_EXERCISE OBJECTIVE_: Gather every line in the records below that contains the word "централизуемых".

_RECORDS PROVIDED_:
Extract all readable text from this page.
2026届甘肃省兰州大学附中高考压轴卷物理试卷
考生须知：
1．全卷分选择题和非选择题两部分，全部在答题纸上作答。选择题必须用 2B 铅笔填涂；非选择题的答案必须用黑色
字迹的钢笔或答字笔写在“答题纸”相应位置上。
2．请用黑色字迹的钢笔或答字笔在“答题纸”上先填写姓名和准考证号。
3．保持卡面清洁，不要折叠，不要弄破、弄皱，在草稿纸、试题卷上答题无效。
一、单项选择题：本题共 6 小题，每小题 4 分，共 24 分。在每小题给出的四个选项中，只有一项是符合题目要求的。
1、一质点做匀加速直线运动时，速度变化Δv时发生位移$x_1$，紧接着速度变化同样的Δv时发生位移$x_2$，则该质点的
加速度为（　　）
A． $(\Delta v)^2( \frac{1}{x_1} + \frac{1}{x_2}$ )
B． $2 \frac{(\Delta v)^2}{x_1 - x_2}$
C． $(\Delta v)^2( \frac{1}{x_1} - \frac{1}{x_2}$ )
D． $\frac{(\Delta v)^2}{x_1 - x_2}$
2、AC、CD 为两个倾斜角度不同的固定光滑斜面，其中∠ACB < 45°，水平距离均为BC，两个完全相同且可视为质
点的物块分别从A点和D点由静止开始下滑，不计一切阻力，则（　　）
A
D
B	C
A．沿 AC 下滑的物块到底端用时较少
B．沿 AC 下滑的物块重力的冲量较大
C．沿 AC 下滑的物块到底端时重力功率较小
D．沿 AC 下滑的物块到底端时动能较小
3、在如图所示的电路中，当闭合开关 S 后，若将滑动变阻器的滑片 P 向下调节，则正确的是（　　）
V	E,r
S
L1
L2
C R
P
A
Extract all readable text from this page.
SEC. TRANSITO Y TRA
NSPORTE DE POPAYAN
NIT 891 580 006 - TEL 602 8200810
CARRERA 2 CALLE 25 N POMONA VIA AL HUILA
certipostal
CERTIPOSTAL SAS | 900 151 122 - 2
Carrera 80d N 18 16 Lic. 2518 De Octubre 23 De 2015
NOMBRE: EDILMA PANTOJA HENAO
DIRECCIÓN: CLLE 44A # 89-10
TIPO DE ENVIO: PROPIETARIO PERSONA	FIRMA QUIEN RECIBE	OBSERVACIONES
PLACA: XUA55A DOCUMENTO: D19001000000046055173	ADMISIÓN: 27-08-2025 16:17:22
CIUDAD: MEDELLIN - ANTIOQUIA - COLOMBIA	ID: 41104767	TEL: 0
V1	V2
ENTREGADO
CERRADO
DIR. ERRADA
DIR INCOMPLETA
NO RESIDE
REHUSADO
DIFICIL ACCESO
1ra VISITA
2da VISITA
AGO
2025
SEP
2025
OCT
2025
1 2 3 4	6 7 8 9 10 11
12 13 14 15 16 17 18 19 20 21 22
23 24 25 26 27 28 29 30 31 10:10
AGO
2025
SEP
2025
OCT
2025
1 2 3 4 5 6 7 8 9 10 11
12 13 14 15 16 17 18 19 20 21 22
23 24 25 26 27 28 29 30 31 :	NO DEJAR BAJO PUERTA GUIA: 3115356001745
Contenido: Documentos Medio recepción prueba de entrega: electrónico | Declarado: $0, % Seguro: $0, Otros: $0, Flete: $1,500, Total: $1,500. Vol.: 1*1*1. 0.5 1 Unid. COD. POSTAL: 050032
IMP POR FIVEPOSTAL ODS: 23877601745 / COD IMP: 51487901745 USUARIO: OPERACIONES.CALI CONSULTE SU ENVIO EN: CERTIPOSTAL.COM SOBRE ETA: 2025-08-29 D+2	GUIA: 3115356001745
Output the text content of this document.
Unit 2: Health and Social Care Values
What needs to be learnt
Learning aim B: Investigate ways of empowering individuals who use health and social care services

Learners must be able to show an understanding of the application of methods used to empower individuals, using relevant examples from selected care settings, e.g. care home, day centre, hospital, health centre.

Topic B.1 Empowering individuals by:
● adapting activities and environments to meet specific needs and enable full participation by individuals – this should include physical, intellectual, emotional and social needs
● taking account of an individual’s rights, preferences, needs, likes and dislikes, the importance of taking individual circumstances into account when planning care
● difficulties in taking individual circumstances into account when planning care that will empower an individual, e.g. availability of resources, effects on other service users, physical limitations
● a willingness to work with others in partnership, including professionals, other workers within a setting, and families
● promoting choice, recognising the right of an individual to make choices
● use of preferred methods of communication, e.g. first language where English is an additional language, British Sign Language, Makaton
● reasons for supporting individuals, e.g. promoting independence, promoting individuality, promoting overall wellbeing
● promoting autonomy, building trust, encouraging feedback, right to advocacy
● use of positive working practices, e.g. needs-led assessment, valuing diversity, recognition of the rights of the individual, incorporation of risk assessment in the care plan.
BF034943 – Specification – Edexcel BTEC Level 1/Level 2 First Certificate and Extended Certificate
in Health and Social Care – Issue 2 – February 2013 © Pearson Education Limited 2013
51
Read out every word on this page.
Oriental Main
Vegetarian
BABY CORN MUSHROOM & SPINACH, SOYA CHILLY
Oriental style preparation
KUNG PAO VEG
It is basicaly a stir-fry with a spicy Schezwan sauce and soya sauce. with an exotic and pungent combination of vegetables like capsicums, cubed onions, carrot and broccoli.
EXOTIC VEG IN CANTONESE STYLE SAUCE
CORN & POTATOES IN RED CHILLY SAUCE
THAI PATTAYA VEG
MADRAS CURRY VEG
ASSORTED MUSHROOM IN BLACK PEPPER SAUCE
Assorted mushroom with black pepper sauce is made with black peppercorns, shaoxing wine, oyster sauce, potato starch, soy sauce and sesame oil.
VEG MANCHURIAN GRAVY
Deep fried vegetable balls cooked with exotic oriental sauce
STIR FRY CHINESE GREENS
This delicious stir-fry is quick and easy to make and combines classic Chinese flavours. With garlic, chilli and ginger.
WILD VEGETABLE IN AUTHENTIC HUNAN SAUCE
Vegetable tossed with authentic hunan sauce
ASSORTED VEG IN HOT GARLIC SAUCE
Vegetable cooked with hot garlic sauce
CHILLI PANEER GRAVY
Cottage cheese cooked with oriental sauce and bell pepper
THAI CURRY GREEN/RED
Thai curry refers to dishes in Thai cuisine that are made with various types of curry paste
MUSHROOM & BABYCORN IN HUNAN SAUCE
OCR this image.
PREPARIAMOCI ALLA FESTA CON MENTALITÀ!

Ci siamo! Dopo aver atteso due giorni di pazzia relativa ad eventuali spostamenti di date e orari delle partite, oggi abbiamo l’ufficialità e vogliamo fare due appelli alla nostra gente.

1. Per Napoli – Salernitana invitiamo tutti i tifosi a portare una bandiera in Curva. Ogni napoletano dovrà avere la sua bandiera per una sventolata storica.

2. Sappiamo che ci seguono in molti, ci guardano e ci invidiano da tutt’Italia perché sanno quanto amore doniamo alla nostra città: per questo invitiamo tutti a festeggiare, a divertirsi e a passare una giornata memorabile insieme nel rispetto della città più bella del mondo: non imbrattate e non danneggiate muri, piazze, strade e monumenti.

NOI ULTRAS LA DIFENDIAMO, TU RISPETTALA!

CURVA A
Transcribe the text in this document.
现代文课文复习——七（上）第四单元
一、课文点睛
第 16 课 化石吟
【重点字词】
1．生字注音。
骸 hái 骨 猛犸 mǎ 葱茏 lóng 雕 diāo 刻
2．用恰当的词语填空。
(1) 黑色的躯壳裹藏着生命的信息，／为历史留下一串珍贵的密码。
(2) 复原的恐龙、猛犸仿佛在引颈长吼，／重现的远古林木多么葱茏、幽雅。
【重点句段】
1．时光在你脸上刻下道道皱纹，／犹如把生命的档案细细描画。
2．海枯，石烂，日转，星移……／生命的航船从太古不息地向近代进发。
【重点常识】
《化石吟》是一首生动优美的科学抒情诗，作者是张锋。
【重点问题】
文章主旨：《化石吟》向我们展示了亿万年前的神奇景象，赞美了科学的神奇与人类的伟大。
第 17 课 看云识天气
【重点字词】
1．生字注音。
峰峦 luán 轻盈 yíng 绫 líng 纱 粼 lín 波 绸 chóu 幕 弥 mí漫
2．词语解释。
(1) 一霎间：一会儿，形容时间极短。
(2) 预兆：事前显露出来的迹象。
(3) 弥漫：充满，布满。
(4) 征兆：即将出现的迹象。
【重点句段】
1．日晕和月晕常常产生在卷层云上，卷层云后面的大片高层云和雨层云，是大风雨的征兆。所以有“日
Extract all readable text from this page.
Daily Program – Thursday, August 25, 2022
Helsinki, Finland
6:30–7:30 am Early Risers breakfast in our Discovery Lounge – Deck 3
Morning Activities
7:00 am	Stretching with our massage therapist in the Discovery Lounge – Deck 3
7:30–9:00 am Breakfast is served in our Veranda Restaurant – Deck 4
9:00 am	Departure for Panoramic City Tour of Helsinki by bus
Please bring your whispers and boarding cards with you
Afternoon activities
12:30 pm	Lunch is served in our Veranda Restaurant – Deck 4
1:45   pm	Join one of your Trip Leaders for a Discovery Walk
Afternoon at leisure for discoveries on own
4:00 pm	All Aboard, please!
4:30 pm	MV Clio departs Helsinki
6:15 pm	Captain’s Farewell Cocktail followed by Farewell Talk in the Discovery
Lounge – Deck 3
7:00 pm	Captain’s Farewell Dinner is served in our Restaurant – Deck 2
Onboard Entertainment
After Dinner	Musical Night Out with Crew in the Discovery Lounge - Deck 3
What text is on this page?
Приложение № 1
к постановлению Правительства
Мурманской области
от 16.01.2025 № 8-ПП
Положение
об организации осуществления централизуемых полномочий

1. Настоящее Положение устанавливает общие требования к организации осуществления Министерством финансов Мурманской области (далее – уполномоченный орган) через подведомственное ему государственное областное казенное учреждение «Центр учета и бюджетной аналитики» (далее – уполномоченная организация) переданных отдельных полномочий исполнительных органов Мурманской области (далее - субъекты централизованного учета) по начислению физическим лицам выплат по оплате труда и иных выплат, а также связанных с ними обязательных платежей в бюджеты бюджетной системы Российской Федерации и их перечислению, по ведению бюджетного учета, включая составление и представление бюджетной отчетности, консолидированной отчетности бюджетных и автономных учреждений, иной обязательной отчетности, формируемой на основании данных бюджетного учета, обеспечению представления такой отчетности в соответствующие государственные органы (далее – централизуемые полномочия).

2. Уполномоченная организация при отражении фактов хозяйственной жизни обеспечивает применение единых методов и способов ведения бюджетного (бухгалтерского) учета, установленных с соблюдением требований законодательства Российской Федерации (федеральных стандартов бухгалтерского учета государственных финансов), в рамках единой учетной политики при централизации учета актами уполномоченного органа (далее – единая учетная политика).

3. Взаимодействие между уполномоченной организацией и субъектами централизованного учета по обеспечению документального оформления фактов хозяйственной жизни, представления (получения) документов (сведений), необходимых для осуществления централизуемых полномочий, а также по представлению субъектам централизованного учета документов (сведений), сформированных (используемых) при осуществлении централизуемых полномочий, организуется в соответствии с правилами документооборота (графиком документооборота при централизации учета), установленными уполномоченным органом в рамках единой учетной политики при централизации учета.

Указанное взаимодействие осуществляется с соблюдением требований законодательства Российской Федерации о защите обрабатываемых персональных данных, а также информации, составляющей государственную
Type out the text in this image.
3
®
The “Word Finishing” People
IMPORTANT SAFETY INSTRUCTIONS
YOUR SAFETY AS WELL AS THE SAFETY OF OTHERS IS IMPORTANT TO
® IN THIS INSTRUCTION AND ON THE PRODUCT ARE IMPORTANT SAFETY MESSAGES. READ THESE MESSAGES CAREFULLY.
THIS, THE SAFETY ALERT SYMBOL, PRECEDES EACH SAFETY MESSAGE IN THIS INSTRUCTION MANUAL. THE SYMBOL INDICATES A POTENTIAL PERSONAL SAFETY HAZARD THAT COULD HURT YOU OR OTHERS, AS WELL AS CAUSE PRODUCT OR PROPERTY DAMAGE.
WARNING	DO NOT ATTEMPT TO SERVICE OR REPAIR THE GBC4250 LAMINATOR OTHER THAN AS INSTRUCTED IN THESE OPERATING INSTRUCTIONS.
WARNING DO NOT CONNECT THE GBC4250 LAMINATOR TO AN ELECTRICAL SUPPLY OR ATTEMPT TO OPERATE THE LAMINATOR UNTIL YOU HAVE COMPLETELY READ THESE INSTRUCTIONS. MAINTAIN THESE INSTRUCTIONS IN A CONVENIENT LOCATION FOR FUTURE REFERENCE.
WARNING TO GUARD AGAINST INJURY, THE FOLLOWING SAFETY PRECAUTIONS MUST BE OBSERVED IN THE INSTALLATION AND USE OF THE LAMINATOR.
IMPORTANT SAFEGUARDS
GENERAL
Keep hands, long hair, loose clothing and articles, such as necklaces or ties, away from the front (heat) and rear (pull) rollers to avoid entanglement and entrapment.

_FULL SOLUTION_:
об организации осуществления централизуемых полномочий
3. Взаимодействие между уполномоченной организацией и субъектами централизованного учета по обеспечению документального оформления фактов хозяйственной жизни, представления (получения) документов (сведений), необходимых для осуществления централизуемых полномочий, а также по представлению субъектам централизованного учета документов (сведений), сформированных (используемых) при осуществлении централизуемых полномочий, организуется в соответствии с правилами документооборота (графиком документооборота при централизации учета), установленными уполномоченным органом в рамках единой учетной политики при централизации учета.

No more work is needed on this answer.